§ **Problem requirements**
Make an exact copy of the data below, leaving out every picture.

****

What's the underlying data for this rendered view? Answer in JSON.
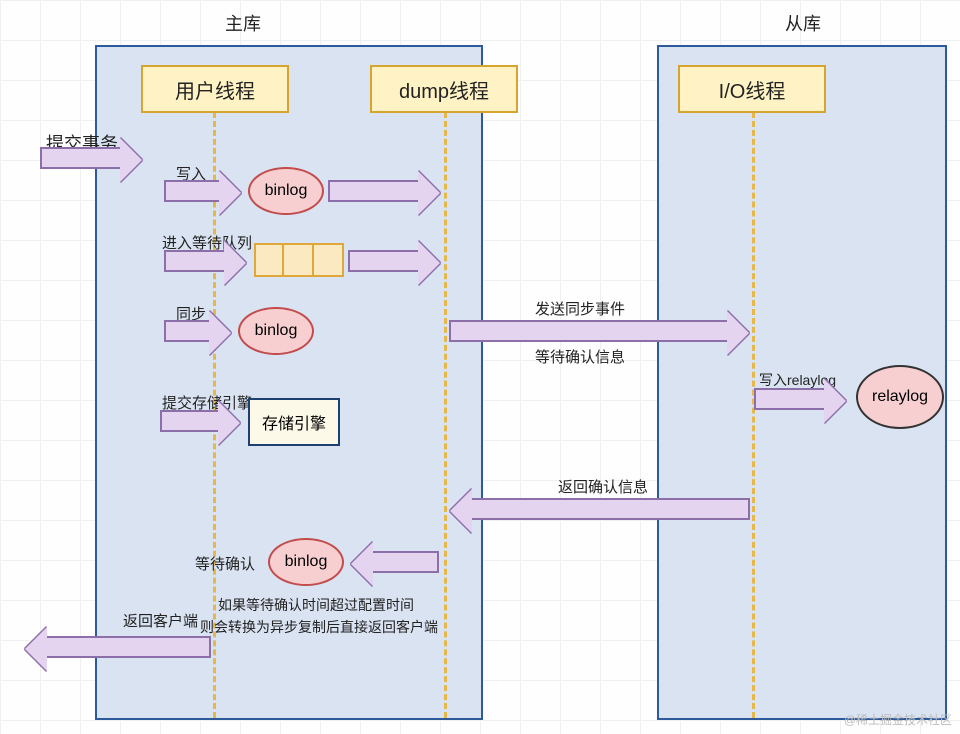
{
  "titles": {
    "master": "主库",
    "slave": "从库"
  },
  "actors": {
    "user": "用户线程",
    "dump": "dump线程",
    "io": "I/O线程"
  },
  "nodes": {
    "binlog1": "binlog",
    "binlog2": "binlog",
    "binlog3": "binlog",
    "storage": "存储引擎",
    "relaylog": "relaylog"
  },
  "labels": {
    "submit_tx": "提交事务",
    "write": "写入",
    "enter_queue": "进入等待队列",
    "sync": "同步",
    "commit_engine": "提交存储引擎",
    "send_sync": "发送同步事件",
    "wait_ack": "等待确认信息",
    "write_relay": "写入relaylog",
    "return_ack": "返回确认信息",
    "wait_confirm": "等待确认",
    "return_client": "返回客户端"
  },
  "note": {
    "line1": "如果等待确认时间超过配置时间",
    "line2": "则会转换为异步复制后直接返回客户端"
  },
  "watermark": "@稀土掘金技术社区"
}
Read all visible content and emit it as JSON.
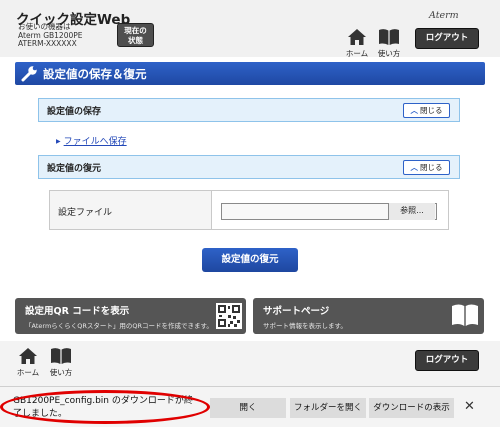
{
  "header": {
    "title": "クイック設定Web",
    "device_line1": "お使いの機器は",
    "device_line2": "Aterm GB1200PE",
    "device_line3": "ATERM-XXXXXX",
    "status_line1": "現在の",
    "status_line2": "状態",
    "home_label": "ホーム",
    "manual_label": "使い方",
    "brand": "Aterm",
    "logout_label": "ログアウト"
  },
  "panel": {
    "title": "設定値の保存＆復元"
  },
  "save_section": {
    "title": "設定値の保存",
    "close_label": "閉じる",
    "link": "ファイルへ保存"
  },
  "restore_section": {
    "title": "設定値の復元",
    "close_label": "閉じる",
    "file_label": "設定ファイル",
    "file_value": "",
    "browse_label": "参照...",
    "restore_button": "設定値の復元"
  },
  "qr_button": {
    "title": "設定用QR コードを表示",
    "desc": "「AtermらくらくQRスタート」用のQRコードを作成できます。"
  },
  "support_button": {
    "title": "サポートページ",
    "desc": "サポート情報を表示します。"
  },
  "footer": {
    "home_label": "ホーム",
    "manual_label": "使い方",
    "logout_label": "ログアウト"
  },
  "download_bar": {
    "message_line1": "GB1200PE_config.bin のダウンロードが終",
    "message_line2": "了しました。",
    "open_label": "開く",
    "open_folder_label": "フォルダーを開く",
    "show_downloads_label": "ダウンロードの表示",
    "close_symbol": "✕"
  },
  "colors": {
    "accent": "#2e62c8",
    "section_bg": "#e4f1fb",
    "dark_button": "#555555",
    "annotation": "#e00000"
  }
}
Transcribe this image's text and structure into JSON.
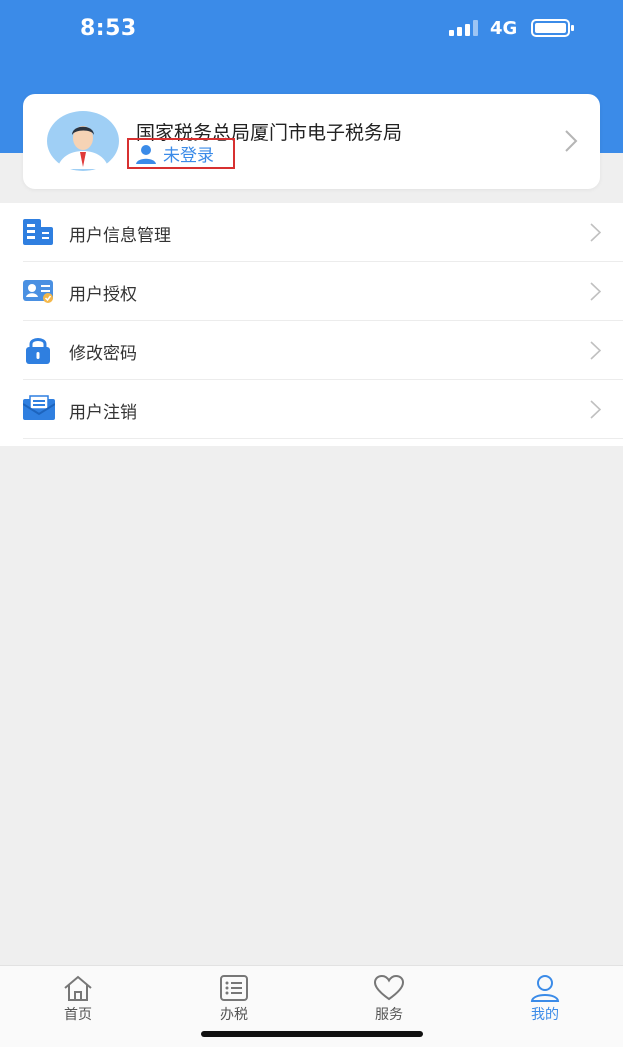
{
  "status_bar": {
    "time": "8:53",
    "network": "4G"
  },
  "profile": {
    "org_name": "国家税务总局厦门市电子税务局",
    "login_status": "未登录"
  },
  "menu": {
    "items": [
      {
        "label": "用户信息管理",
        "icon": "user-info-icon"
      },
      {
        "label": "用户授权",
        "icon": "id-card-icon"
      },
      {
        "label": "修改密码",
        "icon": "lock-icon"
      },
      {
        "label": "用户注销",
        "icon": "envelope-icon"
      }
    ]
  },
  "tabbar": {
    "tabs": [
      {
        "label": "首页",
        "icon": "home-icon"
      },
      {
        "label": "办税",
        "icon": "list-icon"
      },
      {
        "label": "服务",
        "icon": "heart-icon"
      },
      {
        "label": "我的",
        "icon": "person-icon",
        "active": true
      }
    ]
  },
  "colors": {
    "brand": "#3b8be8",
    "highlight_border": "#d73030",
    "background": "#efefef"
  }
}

****

§ **Response to the task**
What's the underlying data for this rendered view? Answer in JSON.
{
  "titles": {
    "master": "主库",
    "slave": "从库"
  },
  "actors": {
    "user": "用户线程",
    "dump": "dump线程",
    "io": "I/O线程"
  },
  "nodes": {
    "binlog1": "binlog",
    "binlog2": "binlog",
    "binlog3": "binlog",
    "storage": "存储引擎",
    "relaylog": "relaylog"
  },
  "labels": {
    "submit_tx": "提交事务",
    "write": "写入",
    "enter_queue": "进入等待队列",
    "sync": "同步",
    "commit_engine": "提交存储引擎",
    "send_sync": "发送同步事件",
    "wait_ack": "等待确认信息",
    "write_relay": "写入relaylog",
    "return_ack": "返回确认信息",
    "wait_confirm": "等待确认",
    "return_client": "返回客户端"
  },
  "note": {
    "line1": "如果等待确认时间超过配置时间",
    "line2": "则会转换为异步复制后直接返回客户端"
  },
  "watermark": "@稀土掘金技术社区"
}
Read all visible content and emit it as JSON.
{
  "header": {
    "title": "クイック設定Web",
    "device_line1": "お使いの機器は",
    "device_line2": "Aterm GB1200PE",
    "device_line3": "ATERM-XXXXXX",
    "status_line1": "現在の",
    "status_line2": "状態",
    "home_label": "ホーム",
    "manual_label": "使い方",
    "brand": "Aterm",
    "logout_label": "ログアウト"
  },
  "panel": {
    "title": "設定値の保存＆復元"
  },
  "save_section": {
    "title": "設定値の保存",
    "close_label": "閉じる",
    "link": "ファイルへ保存"
  },
  "restore_section": {
    "title": "設定値の復元",
    "close_label": "閉じる",
    "file_label": "設定ファイル",
    "file_value": "",
    "browse_label": "参照...",
    "restore_button": "設定値の復元"
  },
  "qr_button": {
    "title": "設定用QR コードを表示",
    "desc": "「AtermらくらくQRスタート」用のQRコードを作成できます。"
  },
  "support_button": {
    "title": "サポートページ",
    "desc": "サポート情報を表示します。"
  },
  "footer": {
    "home_label": "ホーム",
    "manual_label": "使い方",
    "logout_label": "ログアウト"
  },
  "download_bar": {
    "message_line1": "GB1200PE_config.bin のダウンロードが終",
    "message_line2": "了しました。",
    "open_label": "開く",
    "open_folder_label": "フォルダーを開く",
    "show_downloads_label": "ダウンロードの表示",
    "close_symbol": "✕"
  },
  "colors": {
    "accent": "#2e62c8",
    "section_bg": "#e4f1fb",
    "dark_button": "#555555",
    "annotation": "#e00000"
  }
}
Transcribe this image's text and structure into JSON.
{
  "status_bar": {
    "time": "8:53",
    "network": "4G"
  },
  "profile": {
    "org_name": "国家税务总局厦门市电子税务局",
    "login_status": "未登录"
  },
  "menu": {
    "items": [
      {
        "label": "用户信息管理",
        "icon": "user-info-icon"
      },
      {
        "label": "用户授权",
        "icon": "id-card-icon"
      },
      {
        "label": "修改密码",
        "icon": "lock-icon"
      },
      {
        "label": "用户注销",
        "icon": "envelope-icon"
      }
    ]
  },
  "tabbar": {
    "tabs": [
      {
        "label": "首页",
        "icon": "home-icon"
      },
      {
        "label": "办税",
        "icon": "list-icon"
      },
      {
        "label": "服务",
        "icon": "heart-icon"
      },
      {
        "label": "我的",
        "icon": "person-icon",
        "active": true
      }
    ]
  },
  "colors": {
    "brand": "#3b8be8",
    "highlight_border": "#d73030",
    "background": "#efefef"
  }
}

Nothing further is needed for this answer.